## Start SUPPLIED RECORDS

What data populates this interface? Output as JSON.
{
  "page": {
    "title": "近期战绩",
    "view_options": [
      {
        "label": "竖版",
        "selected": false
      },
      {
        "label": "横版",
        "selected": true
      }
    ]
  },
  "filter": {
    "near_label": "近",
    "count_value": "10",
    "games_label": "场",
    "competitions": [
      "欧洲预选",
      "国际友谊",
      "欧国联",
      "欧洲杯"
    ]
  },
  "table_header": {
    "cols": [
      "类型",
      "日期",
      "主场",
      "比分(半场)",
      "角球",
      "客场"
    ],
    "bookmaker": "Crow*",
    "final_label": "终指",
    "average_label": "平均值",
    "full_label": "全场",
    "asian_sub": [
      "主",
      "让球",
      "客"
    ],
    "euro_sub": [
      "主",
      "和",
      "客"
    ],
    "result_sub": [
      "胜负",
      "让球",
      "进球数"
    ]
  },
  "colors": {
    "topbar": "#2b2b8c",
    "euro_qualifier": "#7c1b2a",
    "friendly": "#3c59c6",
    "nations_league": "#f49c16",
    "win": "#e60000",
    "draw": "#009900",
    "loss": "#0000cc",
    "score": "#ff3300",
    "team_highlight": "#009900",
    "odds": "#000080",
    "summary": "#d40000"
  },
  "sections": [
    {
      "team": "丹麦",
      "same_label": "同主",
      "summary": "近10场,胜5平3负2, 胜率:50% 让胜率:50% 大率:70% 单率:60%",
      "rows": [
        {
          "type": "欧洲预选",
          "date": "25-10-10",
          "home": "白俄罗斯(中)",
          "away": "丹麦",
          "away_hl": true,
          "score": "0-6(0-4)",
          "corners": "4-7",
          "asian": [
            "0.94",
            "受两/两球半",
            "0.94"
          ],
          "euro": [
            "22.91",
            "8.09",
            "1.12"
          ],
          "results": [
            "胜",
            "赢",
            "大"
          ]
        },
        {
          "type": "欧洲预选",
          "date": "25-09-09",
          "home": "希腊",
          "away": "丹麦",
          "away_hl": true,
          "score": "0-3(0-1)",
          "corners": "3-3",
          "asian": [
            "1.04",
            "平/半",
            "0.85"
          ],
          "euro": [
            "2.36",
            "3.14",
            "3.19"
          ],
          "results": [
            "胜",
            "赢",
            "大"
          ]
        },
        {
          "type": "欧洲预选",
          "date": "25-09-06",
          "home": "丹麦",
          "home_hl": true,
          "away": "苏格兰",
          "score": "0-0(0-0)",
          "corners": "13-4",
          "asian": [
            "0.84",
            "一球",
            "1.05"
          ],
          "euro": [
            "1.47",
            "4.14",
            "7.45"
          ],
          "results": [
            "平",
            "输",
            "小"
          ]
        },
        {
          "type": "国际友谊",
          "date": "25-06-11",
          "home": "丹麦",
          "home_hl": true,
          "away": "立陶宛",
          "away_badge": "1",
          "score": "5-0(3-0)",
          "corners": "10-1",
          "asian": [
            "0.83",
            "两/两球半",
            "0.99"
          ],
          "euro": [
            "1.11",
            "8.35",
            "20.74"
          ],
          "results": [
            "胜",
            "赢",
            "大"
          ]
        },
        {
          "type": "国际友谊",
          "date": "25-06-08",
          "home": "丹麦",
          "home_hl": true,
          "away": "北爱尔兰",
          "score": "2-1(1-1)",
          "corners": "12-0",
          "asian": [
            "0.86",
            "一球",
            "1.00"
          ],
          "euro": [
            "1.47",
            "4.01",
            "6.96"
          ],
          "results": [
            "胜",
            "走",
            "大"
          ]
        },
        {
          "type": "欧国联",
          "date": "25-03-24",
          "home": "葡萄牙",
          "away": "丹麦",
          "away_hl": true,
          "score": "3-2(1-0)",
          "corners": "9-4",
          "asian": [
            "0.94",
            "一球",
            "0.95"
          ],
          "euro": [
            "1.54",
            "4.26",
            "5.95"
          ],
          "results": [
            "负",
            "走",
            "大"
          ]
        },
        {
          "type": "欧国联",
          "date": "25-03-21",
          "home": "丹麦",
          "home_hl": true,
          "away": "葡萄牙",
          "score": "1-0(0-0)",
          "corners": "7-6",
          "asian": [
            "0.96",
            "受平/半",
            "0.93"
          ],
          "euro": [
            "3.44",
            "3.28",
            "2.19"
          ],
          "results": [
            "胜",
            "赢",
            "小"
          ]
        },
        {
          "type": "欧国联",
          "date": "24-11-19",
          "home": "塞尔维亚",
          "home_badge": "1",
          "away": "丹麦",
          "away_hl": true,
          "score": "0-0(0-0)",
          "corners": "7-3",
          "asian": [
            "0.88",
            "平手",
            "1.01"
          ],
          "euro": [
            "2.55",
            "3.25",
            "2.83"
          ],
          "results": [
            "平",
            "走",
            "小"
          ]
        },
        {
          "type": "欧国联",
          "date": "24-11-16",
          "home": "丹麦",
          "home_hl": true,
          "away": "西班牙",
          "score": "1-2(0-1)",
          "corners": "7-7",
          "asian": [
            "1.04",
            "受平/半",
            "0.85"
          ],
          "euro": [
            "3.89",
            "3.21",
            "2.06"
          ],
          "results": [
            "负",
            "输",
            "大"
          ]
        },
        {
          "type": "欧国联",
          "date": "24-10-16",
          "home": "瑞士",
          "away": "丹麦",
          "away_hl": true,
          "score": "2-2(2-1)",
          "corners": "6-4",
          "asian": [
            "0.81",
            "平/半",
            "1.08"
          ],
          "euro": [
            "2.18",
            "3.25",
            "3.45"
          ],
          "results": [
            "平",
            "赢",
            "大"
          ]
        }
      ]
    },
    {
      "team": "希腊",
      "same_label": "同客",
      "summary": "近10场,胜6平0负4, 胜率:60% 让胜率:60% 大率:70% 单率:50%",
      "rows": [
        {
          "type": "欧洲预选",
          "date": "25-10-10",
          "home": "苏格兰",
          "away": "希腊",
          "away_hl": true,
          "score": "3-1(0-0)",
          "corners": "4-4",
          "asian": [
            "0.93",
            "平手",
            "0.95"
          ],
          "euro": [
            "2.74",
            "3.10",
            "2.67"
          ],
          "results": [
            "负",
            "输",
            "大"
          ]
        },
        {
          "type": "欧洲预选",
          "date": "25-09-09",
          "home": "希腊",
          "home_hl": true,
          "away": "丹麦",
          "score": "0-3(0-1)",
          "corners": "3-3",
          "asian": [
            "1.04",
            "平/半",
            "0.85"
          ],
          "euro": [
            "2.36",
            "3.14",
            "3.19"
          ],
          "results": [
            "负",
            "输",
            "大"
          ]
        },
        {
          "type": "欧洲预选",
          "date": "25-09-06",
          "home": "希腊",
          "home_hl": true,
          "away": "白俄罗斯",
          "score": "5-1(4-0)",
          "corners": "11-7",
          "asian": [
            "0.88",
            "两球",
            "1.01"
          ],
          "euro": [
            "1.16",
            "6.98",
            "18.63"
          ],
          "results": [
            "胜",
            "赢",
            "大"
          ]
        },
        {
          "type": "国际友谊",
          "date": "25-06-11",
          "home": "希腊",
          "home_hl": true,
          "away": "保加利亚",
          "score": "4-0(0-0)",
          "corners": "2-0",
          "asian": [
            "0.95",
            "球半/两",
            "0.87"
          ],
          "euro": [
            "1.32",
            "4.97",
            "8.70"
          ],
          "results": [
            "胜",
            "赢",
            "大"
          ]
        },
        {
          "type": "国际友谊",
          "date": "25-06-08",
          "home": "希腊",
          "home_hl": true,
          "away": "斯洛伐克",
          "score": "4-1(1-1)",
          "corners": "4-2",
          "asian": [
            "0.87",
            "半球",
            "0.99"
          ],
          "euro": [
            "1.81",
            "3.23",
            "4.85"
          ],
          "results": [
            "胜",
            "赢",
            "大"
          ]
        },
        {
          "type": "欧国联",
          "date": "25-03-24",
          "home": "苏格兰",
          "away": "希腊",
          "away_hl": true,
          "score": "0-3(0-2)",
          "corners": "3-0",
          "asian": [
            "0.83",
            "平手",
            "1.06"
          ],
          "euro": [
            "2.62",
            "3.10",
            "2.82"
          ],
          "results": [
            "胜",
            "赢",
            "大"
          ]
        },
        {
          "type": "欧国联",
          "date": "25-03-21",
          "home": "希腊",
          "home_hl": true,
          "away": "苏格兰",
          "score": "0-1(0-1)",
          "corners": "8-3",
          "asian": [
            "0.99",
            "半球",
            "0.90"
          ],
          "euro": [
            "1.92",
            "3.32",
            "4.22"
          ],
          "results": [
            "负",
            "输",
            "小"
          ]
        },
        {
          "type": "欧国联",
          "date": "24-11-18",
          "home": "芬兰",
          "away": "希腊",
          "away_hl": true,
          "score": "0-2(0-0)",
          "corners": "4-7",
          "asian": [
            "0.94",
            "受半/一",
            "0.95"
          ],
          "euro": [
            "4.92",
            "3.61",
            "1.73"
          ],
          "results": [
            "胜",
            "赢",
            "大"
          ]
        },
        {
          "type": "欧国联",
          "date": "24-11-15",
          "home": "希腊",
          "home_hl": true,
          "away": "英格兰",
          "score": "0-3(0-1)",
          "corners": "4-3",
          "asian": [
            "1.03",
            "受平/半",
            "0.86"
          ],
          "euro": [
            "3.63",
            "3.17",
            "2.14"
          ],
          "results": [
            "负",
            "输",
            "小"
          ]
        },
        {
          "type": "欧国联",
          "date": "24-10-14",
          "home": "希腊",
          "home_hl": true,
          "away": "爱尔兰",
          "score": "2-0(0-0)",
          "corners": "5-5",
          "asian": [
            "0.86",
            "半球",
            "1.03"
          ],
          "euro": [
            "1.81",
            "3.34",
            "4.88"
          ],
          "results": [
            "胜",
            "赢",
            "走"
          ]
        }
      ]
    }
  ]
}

## End SUPPLIED RECORDS

**WHAT YOU SHOULD DO**
Show all lines in the entries above where the word "summary" appears.

**FINAL RESULT**
    "summary": "#d40000"
      "summary": "近10场,胜5平3负2, 胜率:50% 让胜率:50% 大率:70% 单率:60%",
      "summary": "近10场,胜6平0负4, 胜率:60% 让胜率:60% 大率:70% 单率:50%",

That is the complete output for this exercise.